-- BEGIN Information provided --

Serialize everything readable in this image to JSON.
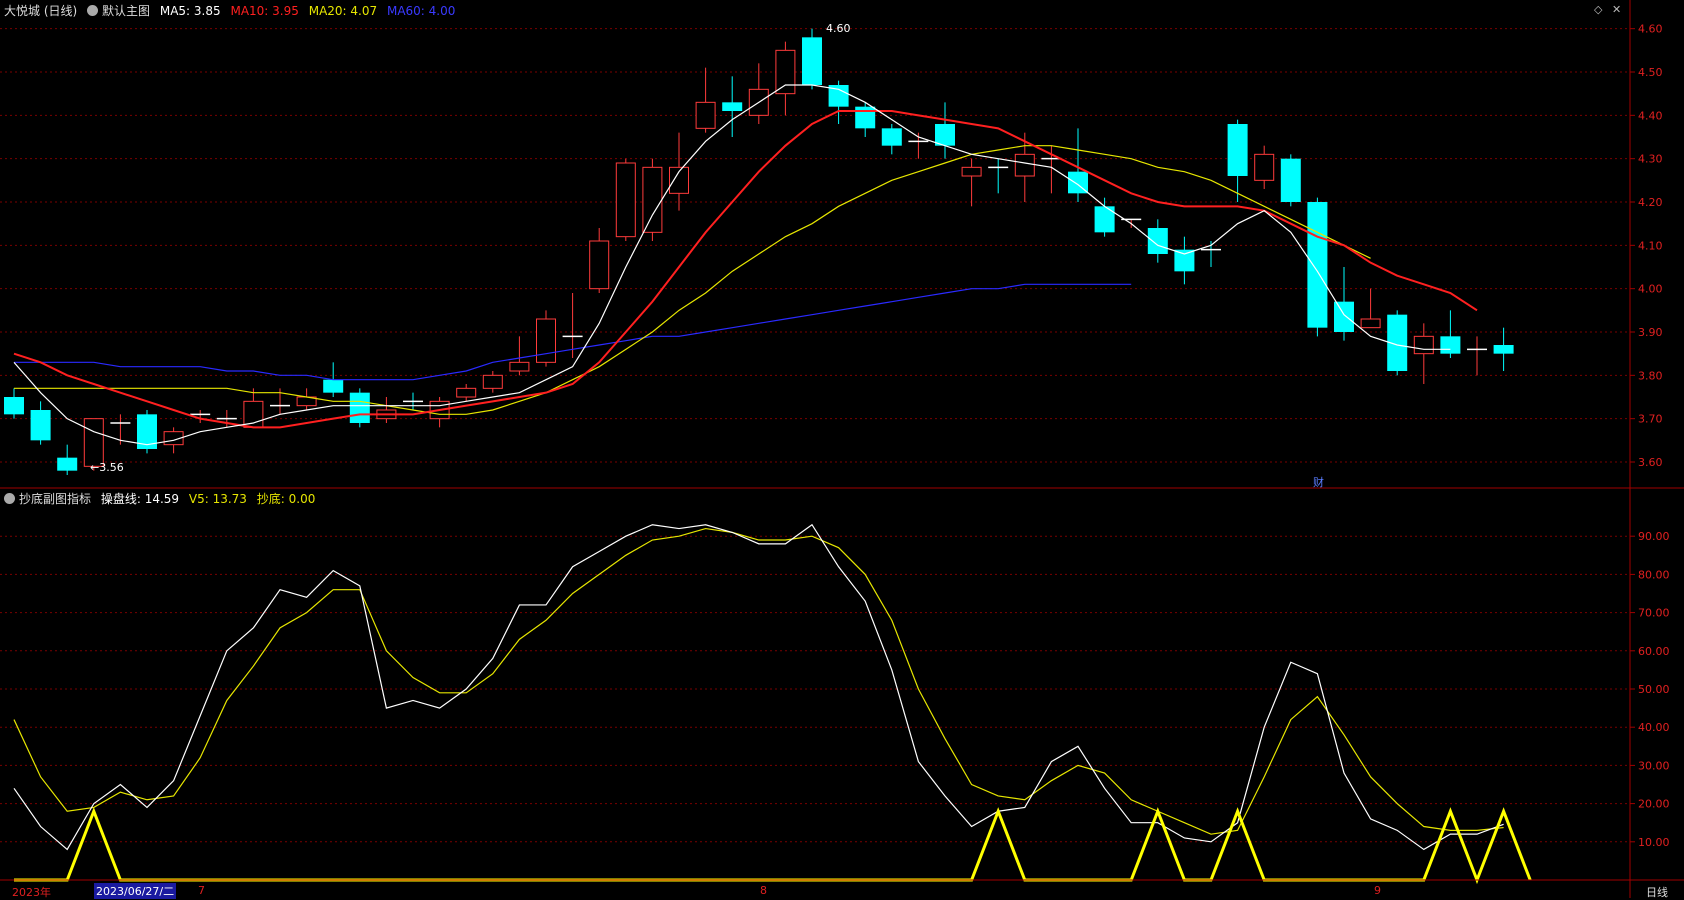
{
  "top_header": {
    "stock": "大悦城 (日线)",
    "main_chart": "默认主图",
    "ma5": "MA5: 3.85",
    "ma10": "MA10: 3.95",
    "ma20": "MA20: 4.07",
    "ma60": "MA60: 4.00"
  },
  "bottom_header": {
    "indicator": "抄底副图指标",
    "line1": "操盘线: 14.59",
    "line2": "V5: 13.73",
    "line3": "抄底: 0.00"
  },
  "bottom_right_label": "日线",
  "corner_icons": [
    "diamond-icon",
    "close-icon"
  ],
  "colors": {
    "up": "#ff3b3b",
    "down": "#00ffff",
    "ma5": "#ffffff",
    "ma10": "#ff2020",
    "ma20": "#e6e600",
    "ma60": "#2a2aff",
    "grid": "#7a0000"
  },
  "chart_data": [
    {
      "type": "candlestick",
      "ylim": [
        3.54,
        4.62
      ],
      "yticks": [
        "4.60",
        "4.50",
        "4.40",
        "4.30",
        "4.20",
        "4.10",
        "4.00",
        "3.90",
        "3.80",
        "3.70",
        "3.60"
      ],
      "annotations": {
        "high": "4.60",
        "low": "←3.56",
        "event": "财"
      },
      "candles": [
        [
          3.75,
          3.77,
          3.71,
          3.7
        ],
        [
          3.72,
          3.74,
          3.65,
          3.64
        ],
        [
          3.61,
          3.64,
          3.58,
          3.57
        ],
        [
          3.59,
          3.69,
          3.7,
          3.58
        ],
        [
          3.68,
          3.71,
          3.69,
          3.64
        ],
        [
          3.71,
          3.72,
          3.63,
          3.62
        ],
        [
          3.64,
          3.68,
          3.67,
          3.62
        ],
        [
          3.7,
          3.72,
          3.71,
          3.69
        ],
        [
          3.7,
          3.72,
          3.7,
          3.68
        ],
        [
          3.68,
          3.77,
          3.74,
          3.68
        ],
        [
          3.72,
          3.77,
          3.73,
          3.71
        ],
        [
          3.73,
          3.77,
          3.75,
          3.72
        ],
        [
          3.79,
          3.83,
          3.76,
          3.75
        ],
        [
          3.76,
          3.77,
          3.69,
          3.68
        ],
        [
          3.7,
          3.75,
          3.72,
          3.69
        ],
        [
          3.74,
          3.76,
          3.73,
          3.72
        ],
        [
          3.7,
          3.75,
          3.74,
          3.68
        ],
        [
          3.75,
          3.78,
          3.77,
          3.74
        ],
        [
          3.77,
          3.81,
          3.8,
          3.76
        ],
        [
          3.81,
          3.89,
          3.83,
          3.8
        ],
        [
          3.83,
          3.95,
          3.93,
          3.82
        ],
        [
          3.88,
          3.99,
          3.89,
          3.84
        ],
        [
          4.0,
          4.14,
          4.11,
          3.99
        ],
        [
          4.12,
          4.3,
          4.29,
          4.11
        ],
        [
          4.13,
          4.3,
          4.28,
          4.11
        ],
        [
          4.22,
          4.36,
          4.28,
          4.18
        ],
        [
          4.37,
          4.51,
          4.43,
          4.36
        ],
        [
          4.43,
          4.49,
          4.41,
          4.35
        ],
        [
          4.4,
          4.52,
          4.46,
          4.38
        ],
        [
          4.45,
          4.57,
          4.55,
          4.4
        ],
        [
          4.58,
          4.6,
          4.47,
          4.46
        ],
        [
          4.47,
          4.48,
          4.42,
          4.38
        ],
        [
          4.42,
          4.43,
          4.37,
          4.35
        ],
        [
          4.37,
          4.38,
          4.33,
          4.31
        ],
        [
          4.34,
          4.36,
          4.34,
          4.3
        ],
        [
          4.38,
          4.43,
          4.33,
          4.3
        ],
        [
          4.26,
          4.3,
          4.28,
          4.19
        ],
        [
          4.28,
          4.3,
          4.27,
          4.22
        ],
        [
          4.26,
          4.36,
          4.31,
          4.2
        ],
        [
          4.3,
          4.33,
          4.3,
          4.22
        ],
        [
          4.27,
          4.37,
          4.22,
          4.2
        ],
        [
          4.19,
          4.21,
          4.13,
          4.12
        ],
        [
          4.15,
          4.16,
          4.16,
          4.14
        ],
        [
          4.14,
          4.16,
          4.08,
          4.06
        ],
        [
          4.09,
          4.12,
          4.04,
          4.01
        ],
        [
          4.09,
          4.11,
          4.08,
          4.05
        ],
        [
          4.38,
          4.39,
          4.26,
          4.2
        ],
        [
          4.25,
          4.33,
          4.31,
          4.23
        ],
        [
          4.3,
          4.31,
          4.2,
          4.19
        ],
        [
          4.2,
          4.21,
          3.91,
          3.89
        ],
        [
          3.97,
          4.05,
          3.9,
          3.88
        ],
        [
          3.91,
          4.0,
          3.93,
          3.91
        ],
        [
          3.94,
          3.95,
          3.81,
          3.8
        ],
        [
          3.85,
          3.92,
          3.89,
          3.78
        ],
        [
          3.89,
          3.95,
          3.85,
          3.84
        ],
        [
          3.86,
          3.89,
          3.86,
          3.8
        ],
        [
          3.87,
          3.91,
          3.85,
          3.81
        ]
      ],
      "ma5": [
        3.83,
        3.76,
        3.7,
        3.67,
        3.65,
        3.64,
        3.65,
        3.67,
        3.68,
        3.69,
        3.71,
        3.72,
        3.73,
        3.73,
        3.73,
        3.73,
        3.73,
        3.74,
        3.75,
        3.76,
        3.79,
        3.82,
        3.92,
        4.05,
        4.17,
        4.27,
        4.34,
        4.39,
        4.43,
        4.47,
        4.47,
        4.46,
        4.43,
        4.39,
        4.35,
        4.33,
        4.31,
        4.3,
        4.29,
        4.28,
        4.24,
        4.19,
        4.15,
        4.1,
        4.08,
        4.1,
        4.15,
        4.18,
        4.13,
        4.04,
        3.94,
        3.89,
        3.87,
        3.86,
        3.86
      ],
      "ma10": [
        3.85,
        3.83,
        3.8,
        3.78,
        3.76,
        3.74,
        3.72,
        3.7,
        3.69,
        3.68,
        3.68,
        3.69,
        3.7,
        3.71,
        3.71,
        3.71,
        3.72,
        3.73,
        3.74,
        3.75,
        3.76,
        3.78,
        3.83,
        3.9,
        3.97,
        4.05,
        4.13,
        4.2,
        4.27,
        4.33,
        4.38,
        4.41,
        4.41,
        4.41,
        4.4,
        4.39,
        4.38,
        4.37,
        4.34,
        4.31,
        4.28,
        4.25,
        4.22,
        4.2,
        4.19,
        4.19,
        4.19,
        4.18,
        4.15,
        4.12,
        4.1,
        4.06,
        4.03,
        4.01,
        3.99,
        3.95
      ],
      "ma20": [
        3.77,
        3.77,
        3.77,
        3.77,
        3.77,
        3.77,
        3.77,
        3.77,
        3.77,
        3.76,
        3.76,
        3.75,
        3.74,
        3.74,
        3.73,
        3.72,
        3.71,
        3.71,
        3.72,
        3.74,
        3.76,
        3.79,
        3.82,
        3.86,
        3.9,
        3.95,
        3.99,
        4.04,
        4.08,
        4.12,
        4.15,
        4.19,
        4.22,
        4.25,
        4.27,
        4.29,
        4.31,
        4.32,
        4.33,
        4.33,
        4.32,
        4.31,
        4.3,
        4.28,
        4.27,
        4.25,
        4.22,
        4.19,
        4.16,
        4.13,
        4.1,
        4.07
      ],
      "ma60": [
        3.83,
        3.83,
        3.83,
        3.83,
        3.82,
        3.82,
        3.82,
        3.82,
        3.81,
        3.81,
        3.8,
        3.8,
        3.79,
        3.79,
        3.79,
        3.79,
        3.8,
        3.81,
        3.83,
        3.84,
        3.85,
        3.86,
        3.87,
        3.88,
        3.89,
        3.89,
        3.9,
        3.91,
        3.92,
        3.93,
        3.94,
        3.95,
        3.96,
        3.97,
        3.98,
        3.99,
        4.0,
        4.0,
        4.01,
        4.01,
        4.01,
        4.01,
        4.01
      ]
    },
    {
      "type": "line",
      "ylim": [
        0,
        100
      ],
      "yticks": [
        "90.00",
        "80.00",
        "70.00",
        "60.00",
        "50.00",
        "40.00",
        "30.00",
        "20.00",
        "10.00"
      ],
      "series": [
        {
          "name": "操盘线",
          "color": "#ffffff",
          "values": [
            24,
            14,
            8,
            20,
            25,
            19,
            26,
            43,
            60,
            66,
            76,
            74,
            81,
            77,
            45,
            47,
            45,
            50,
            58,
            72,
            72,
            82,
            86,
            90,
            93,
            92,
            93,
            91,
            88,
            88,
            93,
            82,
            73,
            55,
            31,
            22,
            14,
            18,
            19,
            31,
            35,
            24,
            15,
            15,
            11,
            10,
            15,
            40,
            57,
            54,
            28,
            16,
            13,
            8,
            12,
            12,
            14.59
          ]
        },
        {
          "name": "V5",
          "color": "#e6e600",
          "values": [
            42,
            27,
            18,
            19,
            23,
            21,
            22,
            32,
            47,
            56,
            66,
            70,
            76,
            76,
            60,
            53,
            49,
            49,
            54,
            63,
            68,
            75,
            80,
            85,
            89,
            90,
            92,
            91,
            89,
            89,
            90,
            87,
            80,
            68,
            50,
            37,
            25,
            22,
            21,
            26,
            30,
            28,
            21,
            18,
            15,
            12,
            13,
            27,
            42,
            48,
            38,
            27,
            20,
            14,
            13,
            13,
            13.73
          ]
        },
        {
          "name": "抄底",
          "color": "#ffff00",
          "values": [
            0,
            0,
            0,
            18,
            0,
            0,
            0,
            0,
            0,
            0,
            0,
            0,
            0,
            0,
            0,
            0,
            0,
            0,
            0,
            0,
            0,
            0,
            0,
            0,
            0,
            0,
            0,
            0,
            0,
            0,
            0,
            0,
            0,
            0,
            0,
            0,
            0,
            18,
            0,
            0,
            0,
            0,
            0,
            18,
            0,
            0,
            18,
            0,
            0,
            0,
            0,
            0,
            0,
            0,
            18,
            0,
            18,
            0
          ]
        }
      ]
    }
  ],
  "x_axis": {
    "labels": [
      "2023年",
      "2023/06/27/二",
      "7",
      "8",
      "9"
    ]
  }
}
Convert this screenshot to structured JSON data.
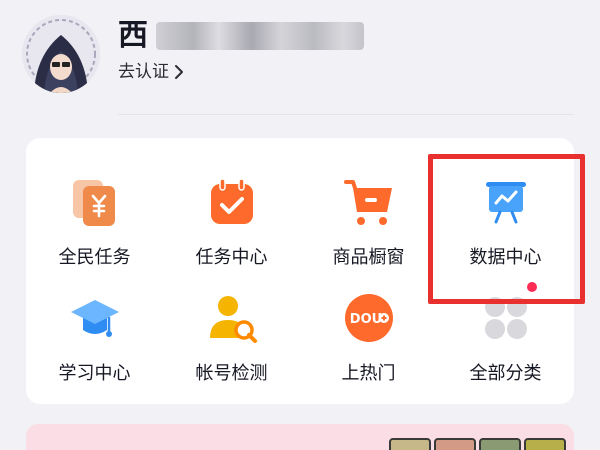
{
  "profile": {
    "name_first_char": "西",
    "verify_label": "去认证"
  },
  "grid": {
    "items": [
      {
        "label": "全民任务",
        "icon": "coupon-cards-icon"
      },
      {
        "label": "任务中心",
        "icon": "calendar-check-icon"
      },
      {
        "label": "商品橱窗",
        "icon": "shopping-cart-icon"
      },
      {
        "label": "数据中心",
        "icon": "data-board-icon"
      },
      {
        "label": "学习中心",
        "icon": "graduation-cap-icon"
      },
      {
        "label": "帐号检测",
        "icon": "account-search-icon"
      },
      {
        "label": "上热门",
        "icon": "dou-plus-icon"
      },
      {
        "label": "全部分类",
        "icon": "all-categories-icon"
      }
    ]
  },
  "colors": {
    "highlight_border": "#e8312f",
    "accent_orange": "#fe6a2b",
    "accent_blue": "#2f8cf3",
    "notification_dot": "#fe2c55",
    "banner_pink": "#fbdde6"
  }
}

-- END Information provided --

> [The task] Look for the word "JSON" in every line of the listing and copy the lines that have it.

> [Solution to this problem]
Serialize everything readable in this image to JSON.
Convert this screenshot to structured JSON data.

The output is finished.